Entries from a dataset:
■ ■ ■ ■ ■

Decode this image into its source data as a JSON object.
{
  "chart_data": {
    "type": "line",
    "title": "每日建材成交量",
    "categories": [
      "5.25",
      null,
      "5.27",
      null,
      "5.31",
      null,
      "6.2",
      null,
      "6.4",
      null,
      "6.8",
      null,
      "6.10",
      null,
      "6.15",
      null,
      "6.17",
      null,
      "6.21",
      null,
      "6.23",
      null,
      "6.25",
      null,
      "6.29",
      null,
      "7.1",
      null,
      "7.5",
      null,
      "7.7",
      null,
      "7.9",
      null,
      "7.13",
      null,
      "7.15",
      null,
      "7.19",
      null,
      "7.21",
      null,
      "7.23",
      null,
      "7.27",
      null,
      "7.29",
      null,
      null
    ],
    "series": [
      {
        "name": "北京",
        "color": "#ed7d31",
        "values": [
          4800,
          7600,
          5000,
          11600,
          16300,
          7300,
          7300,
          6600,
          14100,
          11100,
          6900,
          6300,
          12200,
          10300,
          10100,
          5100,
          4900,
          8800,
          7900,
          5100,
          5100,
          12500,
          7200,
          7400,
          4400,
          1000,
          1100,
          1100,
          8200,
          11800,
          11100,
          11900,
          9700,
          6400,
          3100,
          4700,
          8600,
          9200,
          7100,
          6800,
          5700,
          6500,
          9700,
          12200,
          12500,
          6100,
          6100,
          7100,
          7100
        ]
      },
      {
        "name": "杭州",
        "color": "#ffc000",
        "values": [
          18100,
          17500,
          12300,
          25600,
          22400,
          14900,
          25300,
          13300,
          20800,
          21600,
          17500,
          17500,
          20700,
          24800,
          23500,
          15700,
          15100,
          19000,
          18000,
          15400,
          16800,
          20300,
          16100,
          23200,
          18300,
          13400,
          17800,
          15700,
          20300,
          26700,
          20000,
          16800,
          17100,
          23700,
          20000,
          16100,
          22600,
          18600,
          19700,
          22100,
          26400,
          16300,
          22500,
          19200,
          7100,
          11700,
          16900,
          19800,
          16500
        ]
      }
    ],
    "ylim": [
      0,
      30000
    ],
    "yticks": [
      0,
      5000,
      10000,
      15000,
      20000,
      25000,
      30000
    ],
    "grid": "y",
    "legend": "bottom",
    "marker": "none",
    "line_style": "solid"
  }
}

■ ■ ■ ■ ■

Take the entries above and transcribe them exactly.

FINISHED ANSWER:
Decode this image into its source data as a JSON object.
{
  "chart_data": {
    "type": "line",
    "title": "每日建材成交量",
    "categories": [
      "5.25",
      null,
      "5.27",
      null,
      "5.31",
      null,
      "6.2",
      null,
      "6.4",
      null,
      "6.8",
      null,
      "6.10",
      null,
      "6.15",
      null,
      "6.17",
      null,
      "6.21",
      null,
      "6.23",
      null,
      "6.25",
      null,
      "6.29",
      null,
      "7.1",
      null,
      "7.5",
      null,
      "7.7",
      null,
      "7.9",
      null,
      "7.13",
      null,
      "7.15",
      null,
      "7.19",
      null,
      "7.21",
      null,
      "7.23",
      null,
      "7.27",
      null,
      "7.29",
      null,
      null
    ],
    "series": [
      {
        "name": "北京",
        "color": "#ed7d31",
        "values": [
          4800,
          7600,
          5000,
          11600,
          16300,
          7300,
          7300,
          6600,
          14100,
          11100,
          6900,
          6300,
          12200,
          10300,
          10100,
          5100,
          4900,
          8800,
          7900,
          5100,
          5100,
          12500,
          7200,
          7400,
          4400,
          1000,
          1100,
          1100,
          8200,
          11800,
          11100,
          11900,
          9700,
          6400,
          3100,
          4700,
          8600,
          9200,
          7100,
          6800,
          5700,
          6500,
          9700,
          12200,
          12500,
          6100,
          6100,
          7100,
          7100
        ]
      },
      {
        "name": "杭州",
        "color": "#ffc000",
        "values": [
          18100,
          17500,
          12300,
          25600,
          22400,
          14900,
          25300,
          13300,
          20800,
          21600,
          17500,
          17500,
          20700,
          24800,
          23500,
          15700,
          15100,
          19000,
          18000,
          15400,
          16800,
          20300,
          16100,
          23200,
          18300,
          13400,
          17800,
          15700,
          20300,
          26700,
          20000,
          16800,
          17100,
          23700,
          20000,
          16100,
          22600,
          18600,
          19700,
          22100,
          26400,
          16300,
          22500,
          19200,
          7100,
          11700,
          16900,
          19800,
          16500
        ]
      }
    ],
    "ylim": [
      0,
      30000
    ],
    "yticks": [
      0,
      5000,
      10000,
      15000,
      20000,
      25000,
      30000
    ],
    "grid": "y",
    "legend": "bottom",
    "marker": "none",
    "line_style": "solid"
  }
}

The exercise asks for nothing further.